● Short problem
Repeat the entire listing exactly as written.

● Records to process
* START *
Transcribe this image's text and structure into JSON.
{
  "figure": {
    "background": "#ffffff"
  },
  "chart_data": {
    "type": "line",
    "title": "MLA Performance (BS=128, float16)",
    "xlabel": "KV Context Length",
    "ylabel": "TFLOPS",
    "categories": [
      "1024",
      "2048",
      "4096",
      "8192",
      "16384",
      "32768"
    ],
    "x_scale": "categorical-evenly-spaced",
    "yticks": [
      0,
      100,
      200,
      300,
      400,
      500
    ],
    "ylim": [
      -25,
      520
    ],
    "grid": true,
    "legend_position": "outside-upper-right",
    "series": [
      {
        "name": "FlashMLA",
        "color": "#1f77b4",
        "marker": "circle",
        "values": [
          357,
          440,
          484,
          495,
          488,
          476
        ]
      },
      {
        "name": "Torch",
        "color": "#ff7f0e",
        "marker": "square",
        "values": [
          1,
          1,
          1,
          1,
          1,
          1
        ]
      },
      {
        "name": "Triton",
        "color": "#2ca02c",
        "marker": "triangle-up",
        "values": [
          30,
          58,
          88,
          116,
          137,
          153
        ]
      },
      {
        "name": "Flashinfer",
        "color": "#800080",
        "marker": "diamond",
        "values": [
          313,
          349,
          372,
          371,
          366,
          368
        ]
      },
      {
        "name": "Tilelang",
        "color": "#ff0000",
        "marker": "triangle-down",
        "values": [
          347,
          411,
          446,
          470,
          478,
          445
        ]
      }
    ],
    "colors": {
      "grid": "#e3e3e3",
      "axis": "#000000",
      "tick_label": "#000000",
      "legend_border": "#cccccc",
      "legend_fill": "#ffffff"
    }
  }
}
* END *
● Solution for this exercise
Transcribe this image's text and structure into JSON.
{
  "figure": {
    "background": "#ffffff"
  },
  "chart_data": {
    "type": "line",
    "title": "MLA Performance (BS=128, float16)",
    "xlabel": "KV Context Length",
    "ylabel": "TFLOPS",
    "categories": [
      "1024",
      "2048",
      "4096",
      "8192",
      "16384",
      "32768"
    ],
    "x_scale": "categorical-evenly-spaced",
    "yticks": [
      0,
      100,
      200,
      300,
      400,
      500
    ],
    "ylim": [
      -25,
      520
    ],
    "grid": true,
    "legend_position": "outside-upper-right",
    "series": [
      {
        "name": "FlashMLA",
        "color": "#1f77b4",
        "marker": "circle",
        "values": [
          357,
          440,
          484,
          495,
          488,
          476
        ]
      },
      {
        "name": "Torch",
        "color": "#ff7f0e",
        "marker": "square",
        "values": [
          1,
          1,
          1,
          1,
          1,
          1
        ]
      },
      {
        "name": "Triton",
        "color": "#2ca02c",
        "marker": "triangle-up",
        "values": [
          30,
          58,
          88,
          116,
          137,
          153
        ]
      },
      {
        "name": "Flashinfer",
        "color": "#800080",
        "marker": "diamond",
        "values": [
          313,
          349,
          372,
          371,
          366,
          368
        ]
      },
      {
        "name": "Tilelang",
        "color": "#ff0000",
        "marker": "triangle-down",
        "values": [
          347,
          411,
          446,
          470,
          478,
          445
        ]
      }
    ],
    "colors": {
      "grid": "#e3e3e3",
      "axis": "#000000",
      "tick_label": "#000000",
      "legend_border": "#cccccc",
      "legend_fill": "#ffffff"
    }
  }
}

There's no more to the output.